**SUPPLIED RECORDS**:
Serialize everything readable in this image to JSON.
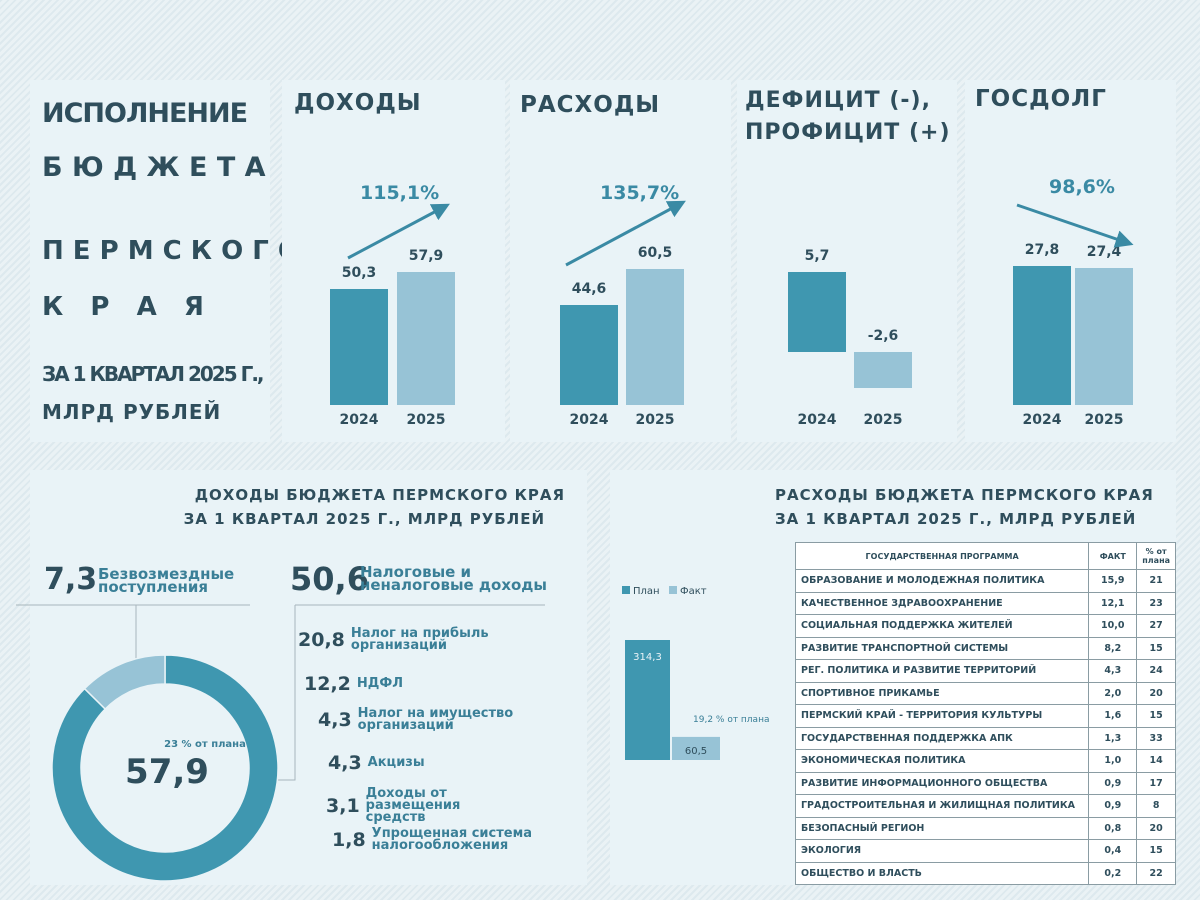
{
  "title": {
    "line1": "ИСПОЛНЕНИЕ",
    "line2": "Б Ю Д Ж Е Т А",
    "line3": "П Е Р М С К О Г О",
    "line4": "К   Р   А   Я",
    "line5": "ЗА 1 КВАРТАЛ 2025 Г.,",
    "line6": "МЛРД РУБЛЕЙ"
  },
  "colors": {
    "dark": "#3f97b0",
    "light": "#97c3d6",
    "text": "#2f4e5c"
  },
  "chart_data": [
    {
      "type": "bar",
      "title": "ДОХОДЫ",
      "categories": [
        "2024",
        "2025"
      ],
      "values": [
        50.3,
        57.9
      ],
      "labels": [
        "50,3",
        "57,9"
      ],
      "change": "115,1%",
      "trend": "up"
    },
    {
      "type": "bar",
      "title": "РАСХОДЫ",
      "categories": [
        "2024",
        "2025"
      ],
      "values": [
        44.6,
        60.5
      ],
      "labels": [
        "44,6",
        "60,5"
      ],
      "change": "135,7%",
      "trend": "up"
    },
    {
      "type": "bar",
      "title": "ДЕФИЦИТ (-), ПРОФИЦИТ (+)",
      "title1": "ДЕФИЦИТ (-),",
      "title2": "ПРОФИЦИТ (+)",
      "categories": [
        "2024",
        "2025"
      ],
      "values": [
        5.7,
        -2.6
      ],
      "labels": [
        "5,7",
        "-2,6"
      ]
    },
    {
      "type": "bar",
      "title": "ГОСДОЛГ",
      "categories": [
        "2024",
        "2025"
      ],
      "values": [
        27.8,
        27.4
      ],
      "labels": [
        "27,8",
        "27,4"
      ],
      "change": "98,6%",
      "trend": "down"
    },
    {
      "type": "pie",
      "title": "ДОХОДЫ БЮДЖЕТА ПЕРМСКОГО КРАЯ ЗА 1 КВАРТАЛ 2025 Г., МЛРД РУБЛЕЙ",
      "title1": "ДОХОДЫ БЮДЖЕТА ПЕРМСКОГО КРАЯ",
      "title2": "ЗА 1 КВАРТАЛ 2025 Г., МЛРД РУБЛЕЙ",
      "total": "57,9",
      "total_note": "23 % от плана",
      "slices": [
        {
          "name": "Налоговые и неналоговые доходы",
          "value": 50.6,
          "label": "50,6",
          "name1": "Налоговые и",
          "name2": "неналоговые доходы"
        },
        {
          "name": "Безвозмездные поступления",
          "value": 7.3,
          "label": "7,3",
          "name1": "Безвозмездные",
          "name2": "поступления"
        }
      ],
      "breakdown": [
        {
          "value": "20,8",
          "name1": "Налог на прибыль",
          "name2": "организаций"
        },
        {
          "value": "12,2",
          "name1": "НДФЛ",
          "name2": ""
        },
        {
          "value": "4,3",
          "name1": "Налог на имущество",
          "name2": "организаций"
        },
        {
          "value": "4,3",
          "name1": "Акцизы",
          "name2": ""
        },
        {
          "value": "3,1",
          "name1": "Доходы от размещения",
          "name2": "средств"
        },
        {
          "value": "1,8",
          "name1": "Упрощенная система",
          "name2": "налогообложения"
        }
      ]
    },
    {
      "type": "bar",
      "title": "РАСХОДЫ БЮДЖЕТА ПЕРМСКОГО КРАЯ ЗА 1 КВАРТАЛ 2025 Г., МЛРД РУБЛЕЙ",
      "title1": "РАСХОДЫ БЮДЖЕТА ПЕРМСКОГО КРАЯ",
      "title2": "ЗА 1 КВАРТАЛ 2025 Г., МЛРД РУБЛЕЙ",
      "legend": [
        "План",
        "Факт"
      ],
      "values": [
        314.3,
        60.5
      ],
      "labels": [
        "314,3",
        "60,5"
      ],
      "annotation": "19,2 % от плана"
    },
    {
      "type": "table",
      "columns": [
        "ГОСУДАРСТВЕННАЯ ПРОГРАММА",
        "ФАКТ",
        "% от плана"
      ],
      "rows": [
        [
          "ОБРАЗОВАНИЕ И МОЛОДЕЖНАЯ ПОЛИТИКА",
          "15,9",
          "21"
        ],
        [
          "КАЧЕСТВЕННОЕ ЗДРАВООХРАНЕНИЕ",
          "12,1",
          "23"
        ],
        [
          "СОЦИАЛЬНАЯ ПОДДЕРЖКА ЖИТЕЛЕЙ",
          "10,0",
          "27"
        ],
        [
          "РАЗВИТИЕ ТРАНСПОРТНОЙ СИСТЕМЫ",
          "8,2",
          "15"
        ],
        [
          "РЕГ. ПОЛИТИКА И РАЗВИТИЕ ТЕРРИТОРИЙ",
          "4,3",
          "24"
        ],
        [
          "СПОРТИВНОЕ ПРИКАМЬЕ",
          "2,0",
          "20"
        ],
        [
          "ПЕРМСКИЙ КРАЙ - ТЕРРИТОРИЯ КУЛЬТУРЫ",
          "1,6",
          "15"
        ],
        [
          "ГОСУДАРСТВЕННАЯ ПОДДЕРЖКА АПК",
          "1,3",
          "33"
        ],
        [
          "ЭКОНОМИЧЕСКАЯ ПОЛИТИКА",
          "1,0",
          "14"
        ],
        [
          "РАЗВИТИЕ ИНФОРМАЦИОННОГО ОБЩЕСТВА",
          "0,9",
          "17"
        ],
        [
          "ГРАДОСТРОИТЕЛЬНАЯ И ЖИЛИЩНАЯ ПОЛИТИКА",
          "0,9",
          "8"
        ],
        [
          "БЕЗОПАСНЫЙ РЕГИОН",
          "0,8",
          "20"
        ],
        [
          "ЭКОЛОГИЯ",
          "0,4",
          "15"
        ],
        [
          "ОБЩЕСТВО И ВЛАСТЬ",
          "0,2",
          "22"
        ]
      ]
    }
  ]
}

**THE REQUEST**: Copy all lines from the entries that contain the word "Безвозмездные".

**FINAL ANSWER**:
          "name": "Безвозмездные поступления",
          "name1": "Безвозмездные",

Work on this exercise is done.